___ RECORDS FOR THIS EXERCISE

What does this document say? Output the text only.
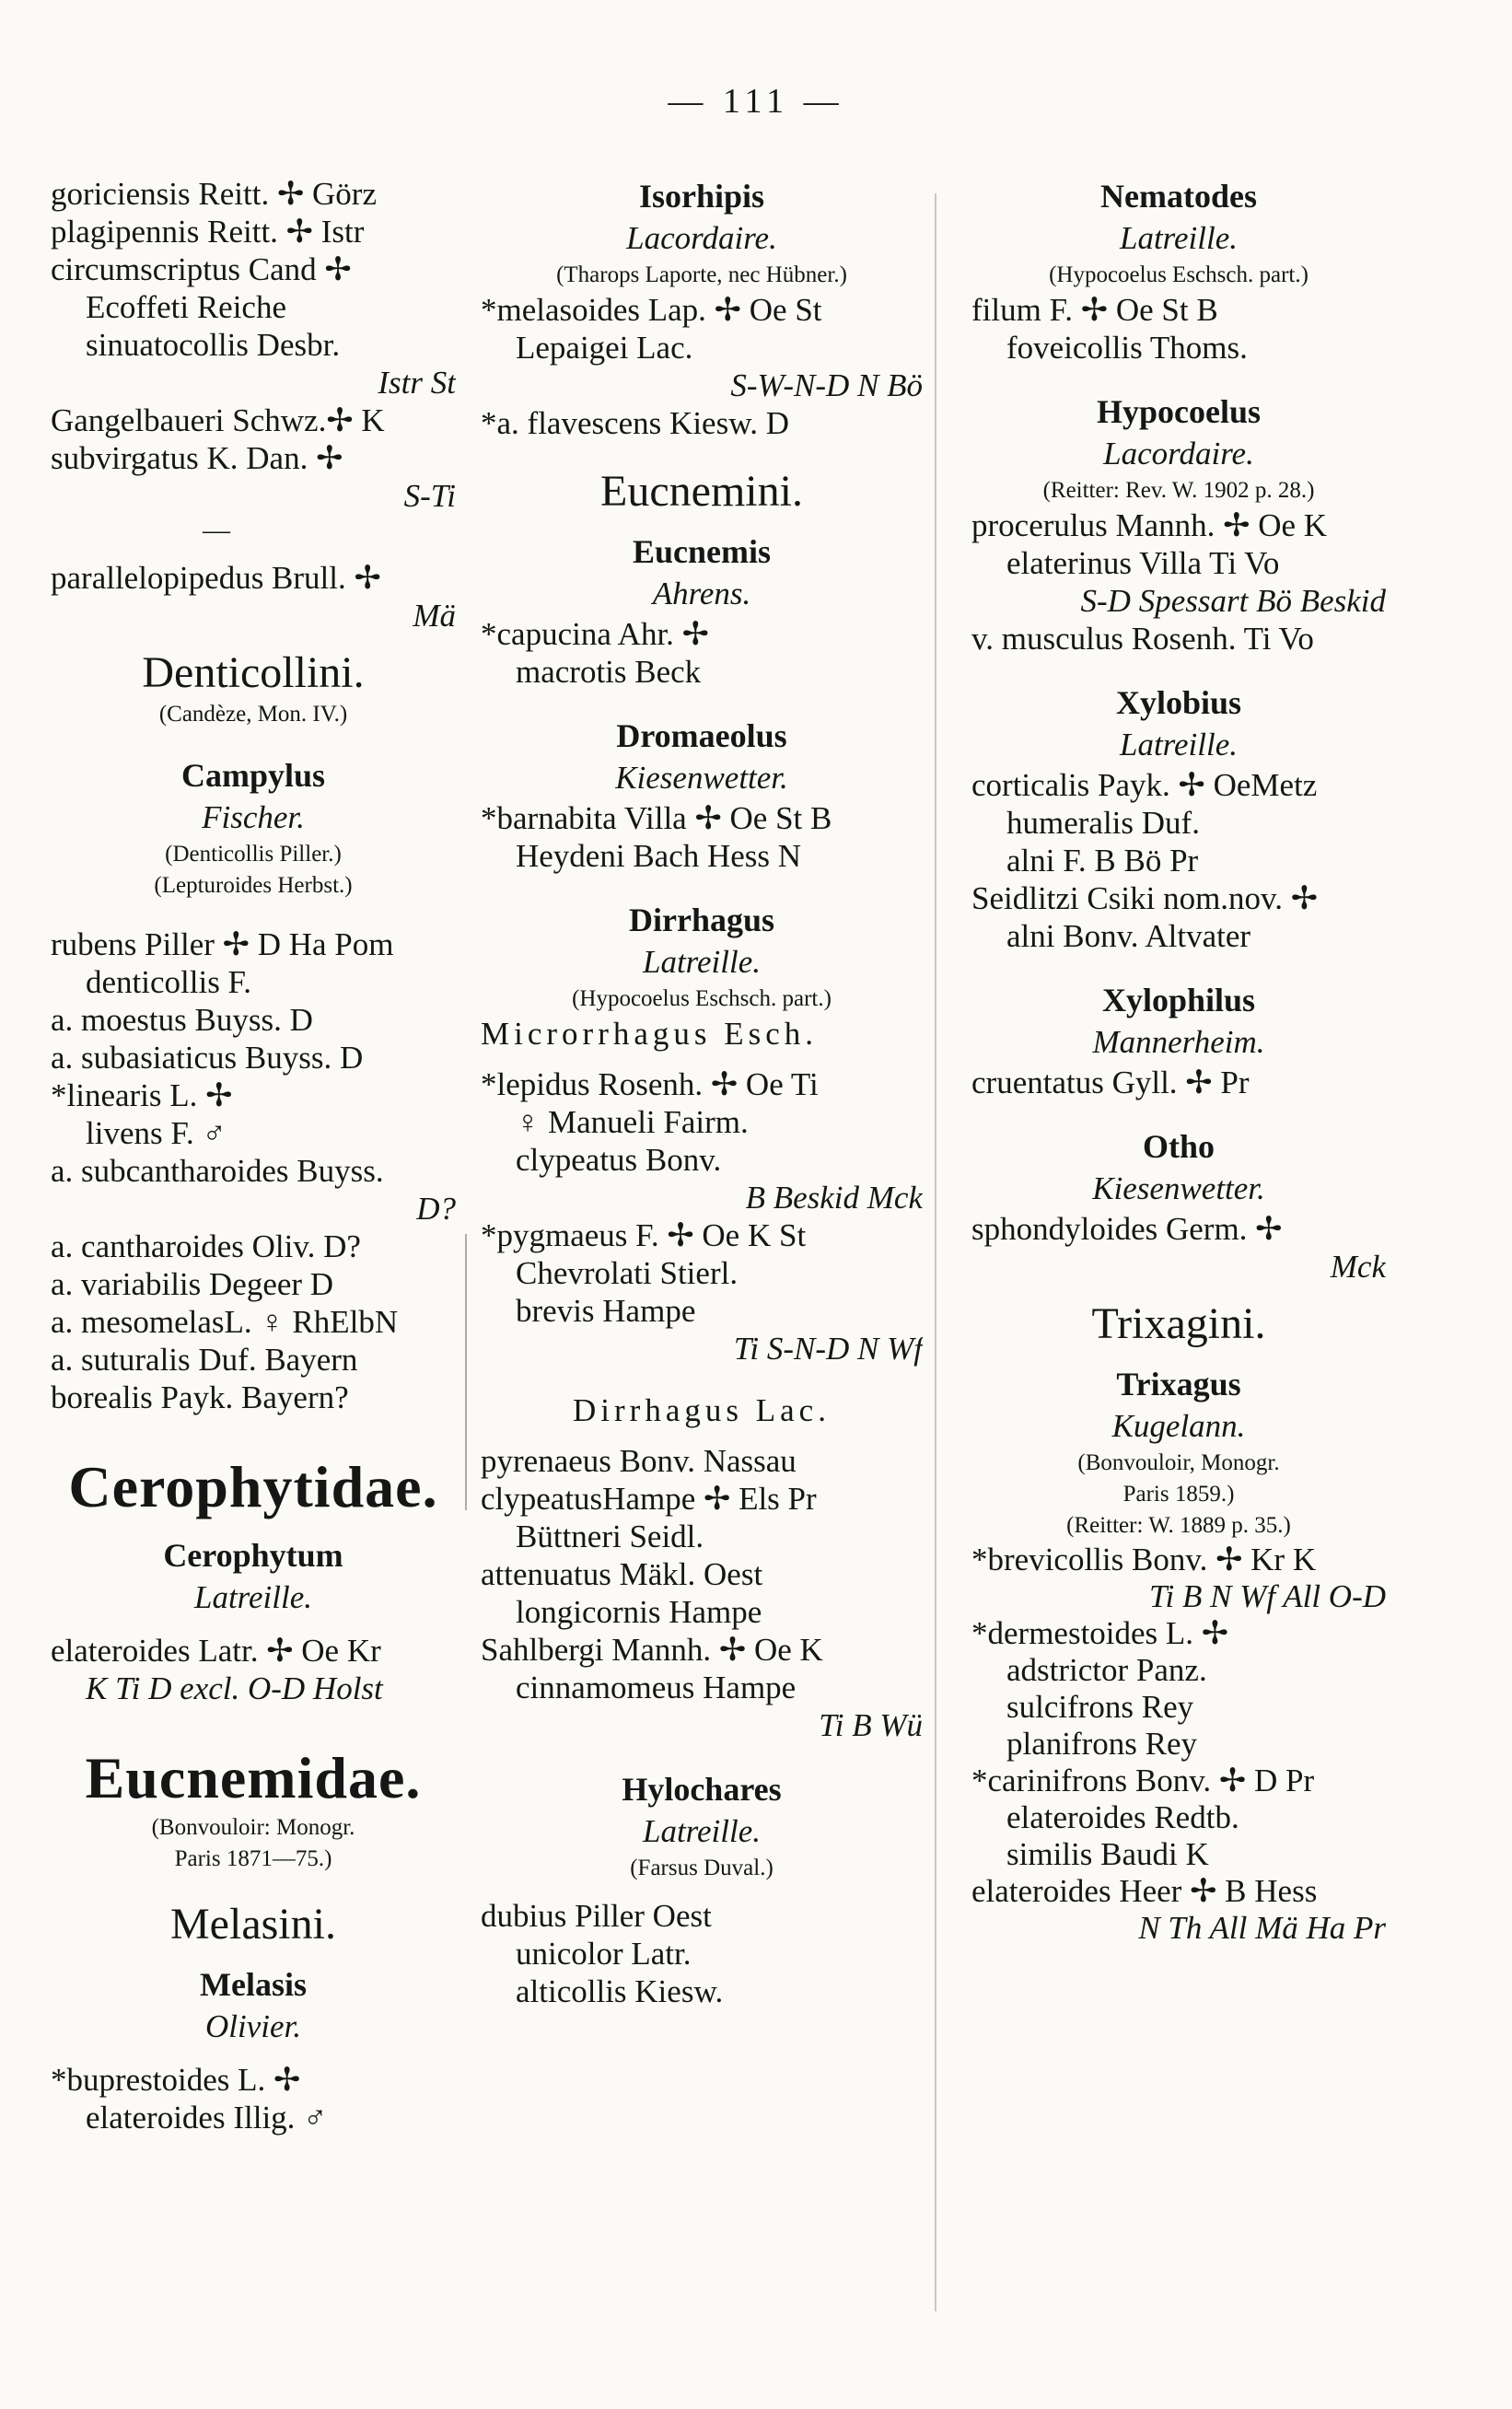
— 111 —
goriciensis Reitt. ✢ Görz
plagipennis Reitt. ✢ Istr
circumscriptus Cand ✢
Ecoffeti Reiche
sinuatocollis Desbr.
Istr St
Gangelbaueri Schwz.✢ K
subvirgatus K. Dan. ✢
S-Ti
—
parallelopipedus Brull. ✢
Mä
Denticollini.
(Candèze, Mon. IV.)
Campylus
Fischer.
(Denticollis Piller.)
(Lepturoides Herbst.)
rubens Piller ✢ D Ha Pom
denticollis F.
a. moestus Buyss. D
a. subasiaticus Buyss. D
*linearis L. ✢
livens F. ♂
a. subcantharoides Buyss.
D?
a. cantharoides Oliv. D?
a. variabilis Degeer D
a. mesomelasL. ♀ RhElbN
a. suturalis Duf. Bayern
borealis Payk. Bayern?
Cerophytidae.
Cerophytum
Latreille.
elateroides Latr. ✢ Oe Kr
K Ti D excl. O-D Holst
Eucnemidae.
(Bonvouloir: Monogr.
Paris 1871—75.)
Melasini.
Melasis
Olivier.
*buprestoides L. ✢
elateroides Illig. ♂
Isorhipis
Lacordaire.
(Tharops Laporte, nec Hübner.)
*melasoides Lap. ✢ Oe St
Lepaigei Lac.
S-W-N-D N Bö
*a. flavescens Kiesw. D
Eucnemini.
Eucnemis
Ahrens.
*capucina Ahr. ✢
macrotis Beck
Dromaeolus
Kiesenwetter.
*barnabita Villa ✢ Oe St B
Heydeni Bach Hess N
Dirrhagus
Latreille.
(Hypocoelus Eschsch. part.)
Microrrhagus Esch.
*lepidus Rosenh. ✢ Oe Ti
♀ Manueli Fairm.
clypeatus Bonv.
B Beskid Mck
*pygmaeus F. ✢ Oe K St
Chevrolati Stierl.
brevis Hampe
Ti S-N-D N Wf
Dirrhagus Lac.
pyrenaeus Bonv. Nassau
clypeatusHampe ✢ Els Pr
Büttneri Seidl.
attenuatus Mäkl. Oest
longicornis Hampe
Sahlbergi Mannh. ✢ Oe K
cinnamomeus Hampe
Ti B Wü
Hylochares
Latreille.
(Farsus Duval.)
dubius Piller Oest
unicolor Latr.
alticollis Kiesw.
Nematodes
Latreille.
(Hypocoelus Eschsch. part.)
filum F. ✢ Oe St B
foveicollis Thoms.
Hypocoelus
Lacordaire.
(Reitter: Rev. W. 1902 p. 28.)
procerulus Mannh. ✢ Oe K
elaterinus Villa Ti Vo
S-D Spessart Bö Beskid
v. musculus Rosenh. Ti Vo
Xylobius
Latreille.
corticalis Payk. ✢ OeMetz
humeralis Duf.
alni F. B Bö Pr
Seidlitzi Csiki nom.nov. ✢
alni Bonv. Altvater
Xylophilus
Mannerheim.
cruentatus Gyll. ✢ Pr
Otho
Kiesenwetter.
sphondyloides Germ. ✢
Mck
Trixagini.
Trixagus
Kugelann.
(Bonvouloir, Monogr.
Paris 1859.)
(Reitter: W. 1889 p. 35.)
*brevicollis Bonv. ✢ Kr K
Ti B N Wf All O-D
*dermestoides L. ✢
adstrictor Panz.
sulcifrons Rey
planifrons Rey
*carinifrons Bonv. ✢ D Pr
elateroides Redtb.
similis Baudi K
elateroides Heer ✢ B Hess
N Th All Mä Ha Pr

______

(EXERCISE OBJECTIVE) Which lines above contain "Payk"? Show each of them.

(SOLUTION TO THIS EXERCISE)
borealis Payk. Bayern?
corticalis Payk. ✢ OeMetz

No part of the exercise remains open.